» **Aim**
Write out the whole listing, matching it exactly.

═══

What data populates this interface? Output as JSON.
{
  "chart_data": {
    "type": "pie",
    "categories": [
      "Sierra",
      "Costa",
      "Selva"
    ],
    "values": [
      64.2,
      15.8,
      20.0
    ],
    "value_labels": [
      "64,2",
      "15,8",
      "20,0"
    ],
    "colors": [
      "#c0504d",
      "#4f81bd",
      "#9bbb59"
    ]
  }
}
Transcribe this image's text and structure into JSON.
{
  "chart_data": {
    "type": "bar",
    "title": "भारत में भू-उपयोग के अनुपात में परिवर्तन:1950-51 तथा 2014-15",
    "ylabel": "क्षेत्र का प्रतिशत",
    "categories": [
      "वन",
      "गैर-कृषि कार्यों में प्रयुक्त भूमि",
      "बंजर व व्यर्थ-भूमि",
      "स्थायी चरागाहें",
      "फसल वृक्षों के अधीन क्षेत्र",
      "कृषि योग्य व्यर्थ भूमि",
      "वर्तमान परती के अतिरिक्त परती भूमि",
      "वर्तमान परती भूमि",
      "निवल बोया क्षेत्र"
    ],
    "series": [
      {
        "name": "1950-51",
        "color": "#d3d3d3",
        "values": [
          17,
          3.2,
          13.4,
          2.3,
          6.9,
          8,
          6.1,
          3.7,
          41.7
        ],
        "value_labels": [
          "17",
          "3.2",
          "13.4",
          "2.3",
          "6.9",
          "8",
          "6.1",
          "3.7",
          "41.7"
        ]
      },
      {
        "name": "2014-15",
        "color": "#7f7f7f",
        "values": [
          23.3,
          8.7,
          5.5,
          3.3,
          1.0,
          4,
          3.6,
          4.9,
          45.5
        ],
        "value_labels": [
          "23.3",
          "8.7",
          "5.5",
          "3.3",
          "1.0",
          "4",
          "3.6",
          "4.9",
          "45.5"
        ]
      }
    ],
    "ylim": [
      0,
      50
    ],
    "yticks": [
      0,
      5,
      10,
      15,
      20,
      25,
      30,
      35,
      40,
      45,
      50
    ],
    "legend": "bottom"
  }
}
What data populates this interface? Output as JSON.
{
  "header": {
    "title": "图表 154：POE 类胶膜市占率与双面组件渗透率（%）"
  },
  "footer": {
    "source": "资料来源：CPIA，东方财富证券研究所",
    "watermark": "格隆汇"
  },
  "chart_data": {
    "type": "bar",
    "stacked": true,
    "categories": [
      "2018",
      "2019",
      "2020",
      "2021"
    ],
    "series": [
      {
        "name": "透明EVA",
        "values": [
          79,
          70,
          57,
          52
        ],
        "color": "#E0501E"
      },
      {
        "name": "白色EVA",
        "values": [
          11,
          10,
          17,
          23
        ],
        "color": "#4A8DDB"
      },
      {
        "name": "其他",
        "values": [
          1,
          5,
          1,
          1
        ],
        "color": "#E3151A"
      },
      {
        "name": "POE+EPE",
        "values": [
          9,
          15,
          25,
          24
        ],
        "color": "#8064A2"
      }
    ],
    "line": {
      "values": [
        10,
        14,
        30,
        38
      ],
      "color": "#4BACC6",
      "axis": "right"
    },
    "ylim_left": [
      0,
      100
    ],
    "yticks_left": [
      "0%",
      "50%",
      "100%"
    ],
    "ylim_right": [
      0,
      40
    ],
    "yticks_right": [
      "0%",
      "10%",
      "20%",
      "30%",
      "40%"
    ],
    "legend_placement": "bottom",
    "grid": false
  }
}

═══

» **Full solution**
What data populates this interface? Output as JSON.
{
  "chart_data": {
    "type": "pie",
    "categories": [
      "Sierra",
      "Costa",
      "Selva"
    ],
    "values": [
      64.2,
      15.8,
      20.0
    ],
    "value_labels": [
      "64,2",
      "15,8",
      "20,0"
    ],
    "colors": [
      "#c0504d",
      "#4f81bd",
      "#9bbb59"
    ]
  }
}
Transcribe this image's text and structure into JSON.
{
  "chart_data": {
    "type": "bar",
    "title": "भारत में भू-उपयोग के अनुपात में परिवर्तन:1950-51 तथा 2014-15",
    "ylabel": "क्षेत्र का प्रतिशत",
    "categories": [
      "वन",
      "गैर-कृषि कार्यों में प्रयुक्त भूमि",
      "बंजर व व्यर्थ-भूमि",
      "स्थायी चरागाहें",
      "फसल वृक्षों के अधीन क्षेत्र",
      "कृषि योग्य व्यर्थ भूमि",
      "वर्तमान परती के अतिरिक्त परती भूमि",
      "वर्तमान परती भूमि",
      "निवल बोया क्षेत्र"
    ],
    "series": [
      {
        "name": "1950-51",
        "color": "#d3d3d3",
        "values": [
          17,
          3.2,
          13.4,
          2.3,
          6.9,
          8,
          6.1,
          3.7,
          41.7
        ],
        "value_labels": [
          "17",
          "3.2",
          "13.4",
          "2.3",
          "6.9",
          "8",
          "6.1",
          "3.7",
          "41.7"
        ]
      },
      {
        "name": "2014-15",
        "color": "#7f7f7f",
        "values": [
          23.3,
          8.7,
          5.5,
          3.3,
          1.0,
          4,
          3.6,
          4.9,
          45.5
        ],
        "value_labels": [
          "23.3",
          "8.7",
          "5.5",
          "3.3",
          "1.0",
          "4",
          "3.6",
          "4.9",
          "45.5"
        ]
      }
    ],
    "ylim": [
      0,
      50
    ],
    "yticks": [
      0,
      5,
      10,
      15,
      20,
      25,
      30,
      35,
      40,
      45,
      50
    ],
    "legend": "bottom"
  }
}
What data populates this interface? Output as JSON.
{
  "header": {
    "title": "图表 154：POE 类胶膜市占率与双面组件渗透率（%）"
  },
  "footer": {
    "source": "资料来源：CPIA，东方财富证券研究所",
    "watermark": "格隆汇"
  },
  "chart_data": {
    "type": "bar",
    "stacked": true,
    "categories": [
      "2018",
      "2019",
      "2020",
      "2021"
    ],
    "series": [
      {
        "name": "透明EVA",
        "values": [
          79,
          70,
          57,
          52
        ],
        "color": "#E0501E"
      },
      {
        "name": "白色EVA",
        "values": [
          11,
          10,
          17,
          23
        ],
        "color": "#4A8DDB"
      },
      {
        "name": "其他",
        "values": [
          1,
          5,
          1,
          1
        ],
        "color": "#E3151A"
      },
      {
        "name": "POE+EPE",
        "values": [
          9,
          15,
          25,
          24
        ],
        "color": "#8064A2"
      }
    ],
    "line": {
      "values": [
        10,
        14,
        30,
        38
      ],
      "color": "#4BACC6",
      "axis": "right"
    },
    "ylim_left": [
      0,
      100
    ],
    "yticks_left": [
      "0%",
      "50%",
      "100%"
    ],
    "ylim_right": [
      0,
      40
    ],
    "yticks_right": [
      "0%",
      "10%",
      "20%",
      "30%",
      "40%"
    ],
    "legend_placement": "bottom",
    "grid": false
  }
}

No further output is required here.